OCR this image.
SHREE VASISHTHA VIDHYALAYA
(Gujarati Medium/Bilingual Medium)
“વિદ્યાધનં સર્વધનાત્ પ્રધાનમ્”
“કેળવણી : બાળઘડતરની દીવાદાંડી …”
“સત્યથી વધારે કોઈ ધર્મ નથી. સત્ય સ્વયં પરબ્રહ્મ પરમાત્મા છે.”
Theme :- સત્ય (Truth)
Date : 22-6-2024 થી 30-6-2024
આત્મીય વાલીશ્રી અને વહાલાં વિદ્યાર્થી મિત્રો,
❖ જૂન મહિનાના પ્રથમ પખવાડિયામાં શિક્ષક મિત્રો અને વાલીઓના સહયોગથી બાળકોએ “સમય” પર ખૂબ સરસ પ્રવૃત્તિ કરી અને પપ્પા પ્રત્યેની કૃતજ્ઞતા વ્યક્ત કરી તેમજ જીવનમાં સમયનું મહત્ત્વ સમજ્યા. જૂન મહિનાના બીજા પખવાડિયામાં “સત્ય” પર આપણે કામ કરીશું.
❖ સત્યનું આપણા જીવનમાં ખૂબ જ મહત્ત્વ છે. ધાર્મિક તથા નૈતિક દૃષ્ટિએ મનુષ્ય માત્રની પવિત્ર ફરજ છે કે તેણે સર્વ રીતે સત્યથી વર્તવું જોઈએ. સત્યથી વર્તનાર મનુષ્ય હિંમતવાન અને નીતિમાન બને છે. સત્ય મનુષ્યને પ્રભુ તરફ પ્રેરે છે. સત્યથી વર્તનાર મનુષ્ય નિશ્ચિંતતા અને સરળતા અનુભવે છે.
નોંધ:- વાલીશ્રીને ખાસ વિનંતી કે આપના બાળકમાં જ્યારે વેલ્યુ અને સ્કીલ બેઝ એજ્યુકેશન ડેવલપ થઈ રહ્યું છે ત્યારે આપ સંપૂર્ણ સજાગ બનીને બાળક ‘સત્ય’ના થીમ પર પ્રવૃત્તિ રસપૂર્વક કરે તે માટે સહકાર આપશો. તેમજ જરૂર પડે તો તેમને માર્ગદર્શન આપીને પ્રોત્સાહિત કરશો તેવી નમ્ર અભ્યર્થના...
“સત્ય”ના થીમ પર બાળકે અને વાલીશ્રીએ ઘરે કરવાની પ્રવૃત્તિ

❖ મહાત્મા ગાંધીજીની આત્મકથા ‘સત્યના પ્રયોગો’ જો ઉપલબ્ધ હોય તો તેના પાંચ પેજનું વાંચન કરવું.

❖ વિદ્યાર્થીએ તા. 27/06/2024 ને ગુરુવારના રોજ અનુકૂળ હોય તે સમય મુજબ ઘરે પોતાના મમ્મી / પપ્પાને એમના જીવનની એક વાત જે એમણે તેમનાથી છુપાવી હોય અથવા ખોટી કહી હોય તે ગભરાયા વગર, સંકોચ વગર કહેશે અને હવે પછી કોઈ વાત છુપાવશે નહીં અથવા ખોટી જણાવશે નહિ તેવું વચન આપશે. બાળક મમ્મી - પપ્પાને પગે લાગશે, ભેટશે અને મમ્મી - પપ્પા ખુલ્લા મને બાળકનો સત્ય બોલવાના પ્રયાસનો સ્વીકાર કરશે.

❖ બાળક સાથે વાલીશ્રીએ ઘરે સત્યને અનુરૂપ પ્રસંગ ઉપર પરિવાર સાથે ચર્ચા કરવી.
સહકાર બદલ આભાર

═══

§ Task statement:
Retype the records in full. Keep every line identical to the original.

§ Answer to this task:
OCR this image.
SHREE VASISHTHA VIDHYALAYA
(Gujarati Medium/Bilingual Medium)
“વિદ્યાધનં સર્વધનાત્ પ્રધાનમ્”
“કેળવણી : બાળઘડતરની દીવાદાંડી …”
“સત્યથી વધારે કોઈ ધર્મ નથી. સત્ય સ્વયં પરબ્રહ્મ પરમાત્મા છે.”
Theme :- સત્ય (Truth)
Date : 22-6-2024 થી 30-6-2024
આત્મીય વાલીશ્રી અને વહાલાં વિદ્યાર્થી મિત્રો,
❖ જૂન મહિનાના પ્રથમ પખવાડિયામાં શિક્ષક મિત્રો અને વાલીઓના સહયોગથી બાળકોએ “સમય” પર ખૂબ સરસ પ્રવૃત્તિ કરી અને પપ્પા પ્રત્યેની કૃતજ્ઞતા વ્યક્ત કરી તેમજ જીવનમાં સમયનું મહત્ત્વ સમજ્યા. જૂન મહિનાના બીજા પખવાડિયામાં “સત્ય” પર આપણે કામ કરીશું.
❖ સત્યનું આપણા જીવનમાં ખૂબ જ મહત્ત્વ છે. ધાર્મિક તથા નૈતિક દૃષ્ટિએ મનુષ્ય માત્રની પવિત્ર ફરજ છે કે તેણે સર્વ રીતે સત્યથી વર્તવું જોઈએ. સત્યથી વર્તનાર મનુષ્ય હિંમતવાન અને નીતિમાન બને છે. સત્ય મનુષ્યને પ્રભુ તરફ પ્રેરે છે. સત્યથી વર્તનાર મનુષ્ય નિશ્ચિંતતા અને સરળતા અનુભવે છે.
નોંધ:- વાલીશ્રીને ખાસ વિનંતી કે આપના બાળકમાં જ્યારે વેલ્યુ અને સ્કીલ બેઝ એજ્યુકેશન ડેવલપ થઈ રહ્યું છે ત્યારે આપ સંપૂર્ણ સજાગ બનીને બાળક ‘સત્ય’ના થીમ પર પ્રવૃત્તિ રસપૂર્વક કરે તે માટે સહકાર આપશો. તેમજ જરૂર પડે તો તેમને માર્ગદર્શન આપીને પ્રોત્સાહિત કરશો તેવી નમ્ર અભ્યર્થના...
“સત્ય”ના થીમ પર બાળકે અને વાલીશ્રીએ ઘરે કરવાની પ્રવૃત્તિ

❖ મહાત્મા ગાંધીજીની આત્મકથા ‘સત્યના પ્રયોગો’ જો ઉપલબ્ધ હોય તો તેના પાંચ પેજનું વાંચન કરવું.

❖ વિદ્યાર્થીએ તા. 27/06/2024 ને ગુરુવારના રોજ અનુકૂળ હોય તે સમય મુજબ ઘરે પોતાના મમ્મી / પપ્પાને એમના જીવનની એક વાત જે એમણે તેમનાથી છુપાવી હોય અથવા ખોટી કહી હોય તે ગભરાયા વગર, સંકોચ વગર કહેશે અને હવે પછી કોઈ વાત છુપાવશે નહીં અથવા ખોટી જણાવશે નહિ તેવું વચન આપશે. બાળક મમ્મી - પપ્પાને પગે લાગશે, ભેટશે અને મમ્મી - પપ્પા ખુલ્લા મને બાળકનો સત્ય બોલવાના પ્રયાસનો સ્વીકાર કરશે.

❖ બાળક સાથે વાલીશ્રીએ ઘરે સત્યને અનુરૂપ પ્રસંગ ઉપર પરિવાર સાથે ચર્ચા કરવી.
સહકાર બદલ આભાર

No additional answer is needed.